Data entries
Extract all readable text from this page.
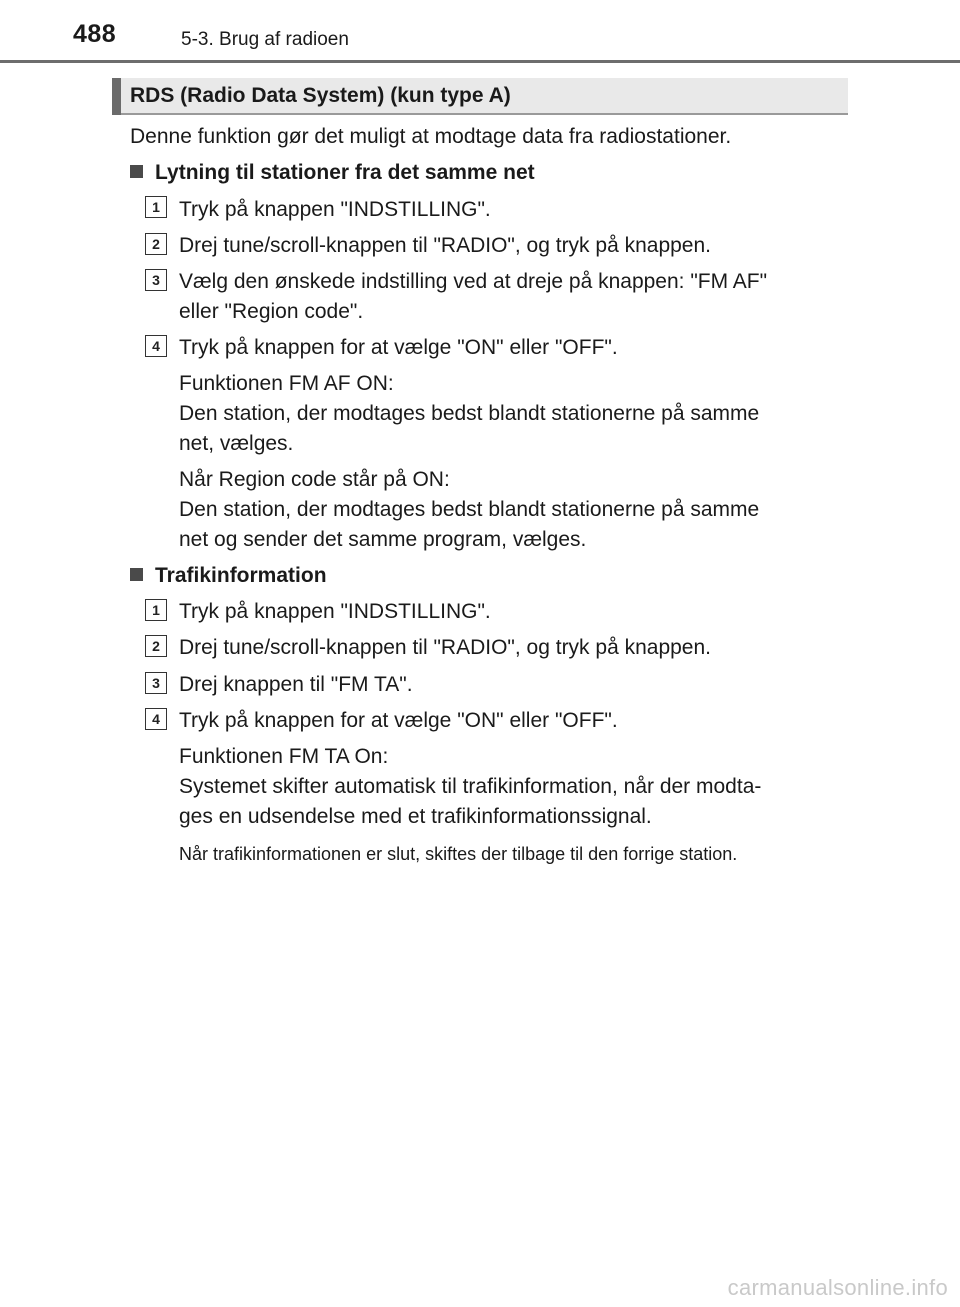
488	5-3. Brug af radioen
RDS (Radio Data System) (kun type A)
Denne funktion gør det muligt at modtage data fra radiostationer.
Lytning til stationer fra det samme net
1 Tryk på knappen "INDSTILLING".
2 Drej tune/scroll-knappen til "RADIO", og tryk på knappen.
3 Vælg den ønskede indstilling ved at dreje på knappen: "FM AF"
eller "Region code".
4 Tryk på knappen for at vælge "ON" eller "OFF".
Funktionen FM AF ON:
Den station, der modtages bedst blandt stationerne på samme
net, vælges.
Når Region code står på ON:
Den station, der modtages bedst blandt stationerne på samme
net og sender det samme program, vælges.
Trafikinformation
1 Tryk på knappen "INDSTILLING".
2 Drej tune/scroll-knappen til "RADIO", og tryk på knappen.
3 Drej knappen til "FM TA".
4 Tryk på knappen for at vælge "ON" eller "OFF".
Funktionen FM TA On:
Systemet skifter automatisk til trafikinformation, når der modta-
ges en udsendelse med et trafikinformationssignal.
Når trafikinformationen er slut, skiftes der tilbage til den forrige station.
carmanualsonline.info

...

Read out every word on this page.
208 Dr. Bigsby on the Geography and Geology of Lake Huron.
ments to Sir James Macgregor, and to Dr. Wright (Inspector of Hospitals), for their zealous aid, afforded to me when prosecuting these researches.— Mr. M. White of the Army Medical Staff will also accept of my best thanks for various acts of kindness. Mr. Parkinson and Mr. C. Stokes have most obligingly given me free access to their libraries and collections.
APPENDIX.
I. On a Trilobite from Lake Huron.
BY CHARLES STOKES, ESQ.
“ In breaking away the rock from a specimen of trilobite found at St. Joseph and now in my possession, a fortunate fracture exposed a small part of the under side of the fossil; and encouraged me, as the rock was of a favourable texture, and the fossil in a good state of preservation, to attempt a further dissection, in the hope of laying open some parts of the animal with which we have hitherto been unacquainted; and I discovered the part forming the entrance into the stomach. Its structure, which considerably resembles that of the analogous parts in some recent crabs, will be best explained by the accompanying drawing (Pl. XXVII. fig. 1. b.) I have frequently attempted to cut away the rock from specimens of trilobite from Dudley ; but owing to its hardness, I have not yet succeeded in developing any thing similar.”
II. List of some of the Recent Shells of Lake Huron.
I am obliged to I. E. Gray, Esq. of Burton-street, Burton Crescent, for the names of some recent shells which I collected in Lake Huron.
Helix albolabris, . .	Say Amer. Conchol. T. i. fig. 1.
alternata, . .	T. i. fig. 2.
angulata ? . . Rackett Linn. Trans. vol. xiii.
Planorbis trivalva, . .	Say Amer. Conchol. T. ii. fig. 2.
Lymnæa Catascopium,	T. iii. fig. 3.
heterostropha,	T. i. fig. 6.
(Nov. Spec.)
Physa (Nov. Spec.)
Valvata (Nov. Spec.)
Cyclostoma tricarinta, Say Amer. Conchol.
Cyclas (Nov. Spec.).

...

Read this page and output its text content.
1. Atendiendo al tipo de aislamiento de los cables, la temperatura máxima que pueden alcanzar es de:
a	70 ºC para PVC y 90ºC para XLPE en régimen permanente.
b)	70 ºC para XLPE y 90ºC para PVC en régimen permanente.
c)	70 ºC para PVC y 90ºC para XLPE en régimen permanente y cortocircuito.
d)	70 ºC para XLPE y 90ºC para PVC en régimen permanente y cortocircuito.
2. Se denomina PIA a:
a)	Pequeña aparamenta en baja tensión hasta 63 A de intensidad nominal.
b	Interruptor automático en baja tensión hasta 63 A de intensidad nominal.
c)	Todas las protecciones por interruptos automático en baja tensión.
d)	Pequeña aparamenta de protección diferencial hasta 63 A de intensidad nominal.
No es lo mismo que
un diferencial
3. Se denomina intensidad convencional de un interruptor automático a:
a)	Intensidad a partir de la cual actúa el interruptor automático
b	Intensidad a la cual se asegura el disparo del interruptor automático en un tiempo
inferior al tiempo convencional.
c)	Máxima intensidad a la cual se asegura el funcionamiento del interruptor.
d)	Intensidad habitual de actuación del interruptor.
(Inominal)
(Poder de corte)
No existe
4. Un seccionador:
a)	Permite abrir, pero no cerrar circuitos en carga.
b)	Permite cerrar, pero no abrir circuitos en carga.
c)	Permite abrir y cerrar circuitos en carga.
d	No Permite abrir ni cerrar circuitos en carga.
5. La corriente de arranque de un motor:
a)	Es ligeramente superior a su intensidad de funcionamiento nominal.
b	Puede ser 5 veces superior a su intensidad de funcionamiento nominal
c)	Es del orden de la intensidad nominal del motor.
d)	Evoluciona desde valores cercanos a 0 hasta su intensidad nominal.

DIRECTION
Gather all lines where the word "motor" appears.

PROBLEM SOLUTION
5. La corriente de arranque de un motor:
c)	Es del orden de la intensidad nominal del motor.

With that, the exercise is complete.